**Stated problem:**
Reproduce each of the following items verbatim, every line unchanged.

--- start ---

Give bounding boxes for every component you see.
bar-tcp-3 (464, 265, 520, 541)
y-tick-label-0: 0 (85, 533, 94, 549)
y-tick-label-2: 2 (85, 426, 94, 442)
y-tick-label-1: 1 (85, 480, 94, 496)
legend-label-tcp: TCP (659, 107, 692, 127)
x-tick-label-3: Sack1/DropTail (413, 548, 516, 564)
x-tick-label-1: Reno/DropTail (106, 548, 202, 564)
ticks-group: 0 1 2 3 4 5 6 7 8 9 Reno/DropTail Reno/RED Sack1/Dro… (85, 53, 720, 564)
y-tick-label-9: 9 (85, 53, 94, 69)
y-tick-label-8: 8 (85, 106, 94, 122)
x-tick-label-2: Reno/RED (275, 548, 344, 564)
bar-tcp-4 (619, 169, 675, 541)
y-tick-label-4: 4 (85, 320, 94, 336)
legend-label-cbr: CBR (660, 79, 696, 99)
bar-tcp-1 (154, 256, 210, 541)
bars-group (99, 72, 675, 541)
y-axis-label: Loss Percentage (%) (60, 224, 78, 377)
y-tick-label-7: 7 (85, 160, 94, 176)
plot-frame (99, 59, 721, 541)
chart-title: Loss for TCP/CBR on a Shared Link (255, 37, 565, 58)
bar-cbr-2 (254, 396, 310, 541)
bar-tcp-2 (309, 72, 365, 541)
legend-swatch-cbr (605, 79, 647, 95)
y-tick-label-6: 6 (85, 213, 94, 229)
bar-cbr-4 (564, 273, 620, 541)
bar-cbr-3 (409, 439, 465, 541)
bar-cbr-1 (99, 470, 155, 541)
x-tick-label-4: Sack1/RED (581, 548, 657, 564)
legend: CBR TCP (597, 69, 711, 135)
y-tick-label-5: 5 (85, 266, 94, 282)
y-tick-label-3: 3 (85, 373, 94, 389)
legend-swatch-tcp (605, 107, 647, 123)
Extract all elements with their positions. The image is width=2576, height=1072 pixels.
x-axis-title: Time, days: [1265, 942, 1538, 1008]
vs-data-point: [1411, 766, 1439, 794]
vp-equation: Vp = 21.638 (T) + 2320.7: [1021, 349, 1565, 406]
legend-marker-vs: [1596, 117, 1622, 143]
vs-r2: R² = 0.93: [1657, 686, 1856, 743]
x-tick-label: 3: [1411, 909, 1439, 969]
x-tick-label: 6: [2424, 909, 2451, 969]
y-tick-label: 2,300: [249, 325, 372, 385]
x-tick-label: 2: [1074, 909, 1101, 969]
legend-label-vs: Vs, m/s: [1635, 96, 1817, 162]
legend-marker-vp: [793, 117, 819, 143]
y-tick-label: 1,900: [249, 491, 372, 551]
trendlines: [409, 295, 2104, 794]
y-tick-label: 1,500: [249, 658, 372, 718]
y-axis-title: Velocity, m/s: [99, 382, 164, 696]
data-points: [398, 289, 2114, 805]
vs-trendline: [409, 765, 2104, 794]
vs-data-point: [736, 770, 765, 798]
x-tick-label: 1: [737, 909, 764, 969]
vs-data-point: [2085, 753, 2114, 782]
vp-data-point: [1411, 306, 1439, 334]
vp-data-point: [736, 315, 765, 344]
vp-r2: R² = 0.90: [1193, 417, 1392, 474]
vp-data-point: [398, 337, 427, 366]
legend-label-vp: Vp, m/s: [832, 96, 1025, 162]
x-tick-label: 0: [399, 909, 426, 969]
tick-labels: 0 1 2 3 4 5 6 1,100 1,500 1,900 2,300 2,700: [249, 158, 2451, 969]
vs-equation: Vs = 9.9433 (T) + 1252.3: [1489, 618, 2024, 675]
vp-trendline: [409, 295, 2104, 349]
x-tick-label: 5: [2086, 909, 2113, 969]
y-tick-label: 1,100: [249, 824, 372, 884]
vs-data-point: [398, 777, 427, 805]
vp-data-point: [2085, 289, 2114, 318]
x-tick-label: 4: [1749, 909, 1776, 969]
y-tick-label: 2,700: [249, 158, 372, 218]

--- end ---

**Result for this task:**
Give bounding boxes for every component you see.
bar-tcp-3 (464, 265, 520, 541)
y-tick-label-0: 0 (85, 533, 94, 549)
y-tick-label-2: 2 (85, 426, 94, 442)
y-tick-label-1: 1 (85, 480, 94, 496)
legend-label-tcp: TCP (659, 107, 692, 127)
x-tick-label-3: Sack1/DropTail (413, 548, 516, 564)
x-tick-label-1: Reno/DropTail (106, 548, 202, 564)
ticks-group: 0 1 2 3 4 5 6 7 8 9 Reno/DropTail Reno/RED Sack1/Dro… (85, 53, 720, 564)
y-tick-label-9: 9 (85, 53, 94, 69)
y-tick-label-8: 8 (85, 106, 94, 122)
x-tick-label-2: Reno/RED (275, 548, 344, 564)
bar-tcp-4 (619, 169, 675, 541)
y-tick-label-4: 4 (85, 320, 94, 336)
legend-label-cbr: CBR (660, 79, 696, 99)
bar-tcp-1 (154, 256, 210, 541)
bars-group (99, 72, 675, 541)
y-axis-label: Loss Percentage (%) (60, 224, 78, 377)
y-tick-label-7: 7 (85, 160, 94, 176)
plot-frame (99, 59, 721, 541)
chart-title: Loss for TCP/CBR on a Shared Link (255, 37, 565, 58)
bar-cbr-2 (254, 396, 310, 541)
bar-tcp-2 (309, 72, 365, 541)
legend-swatch-cbr (605, 79, 647, 95)
y-tick-label-6: 6 (85, 213, 94, 229)
bar-cbr-4 (564, 273, 620, 541)
bar-cbr-3 (409, 439, 465, 541)
bar-cbr-1 (99, 470, 155, 541)
x-tick-label-4: Sack1/RED (581, 548, 657, 564)
legend: CBR TCP (597, 69, 711, 135)
y-tick-label-5: 5 (85, 266, 94, 282)
y-tick-label-3: 3 (85, 373, 94, 389)
legend-swatch-tcp (605, 107, 647, 123)
Extract all elements with their positions. The image is width=2576, height=1072 pixels.
x-axis-title: Time, days: [1265, 942, 1538, 1008]
vs-data-point: [1411, 766, 1439, 794]
vp-equation: Vp = 21.638 (T) + 2320.7: [1021, 349, 1565, 406]
legend-marker-vs: [1596, 117, 1622, 143]
vs-r2: R² = 0.93: [1657, 686, 1856, 743]
x-tick-label: 3: [1411, 909, 1439, 969]
x-tick-label: 6: [2424, 909, 2451, 969]
y-tick-label: 2,300: [249, 325, 372, 385]
x-tick-label: 2: [1074, 909, 1101, 969]
legend-label-vs: Vs, m/s: [1635, 96, 1817, 162]
legend-marker-vp: [793, 117, 819, 143]
y-tick-label: 1,900: [249, 491, 372, 551]
trendlines: [409, 295, 2104, 794]
y-tick-label: 1,500: [249, 658, 372, 718]
y-axis-title: Velocity, m/s: [99, 382, 164, 696]
data-points: [398, 289, 2114, 805]
vs-trendline: [409, 765, 2104, 794]
vs-data-point: [736, 770, 765, 798]
x-tick-label: 1: [737, 909, 764, 969]
vs-data-point: [2085, 753, 2114, 782]
vp-data-point: [1411, 306, 1439, 334]
vp-data-point: [736, 315, 765, 344]
vp-r2: R² = 0.90: [1193, 417, 1392, 474]
vp-data-point: [398, 337, 427, 366]
legend-label-vp: Vp, m/s: [832, 96, 1025, 162]
x-tick-label: 0: [399, 909, 426, 969]
tick-labels: 0 1 2 3 4 5 6 1,100 1,500 1,900 2,300 2,700: [249, 158, 2451, 969]
vs-equation: Vs = 9.9433 (T) + 1252.3: [1489, 618, 2024, 675]
vp-trendline: [409, 295, 2104, 349]
x-tick-label: 5: [2086, 909, 2113, 969]
y-tick-label: 1,100: [249, 824, 372, 884]
vs-data-point: [398, 777, 427, 805]
vp-data-point: [2085, 289, 2114, 318]
x-tick-label: 4: [1749, 909, 1776, 969]
y-tick-label: 2,700: [249, 158, 372, 218]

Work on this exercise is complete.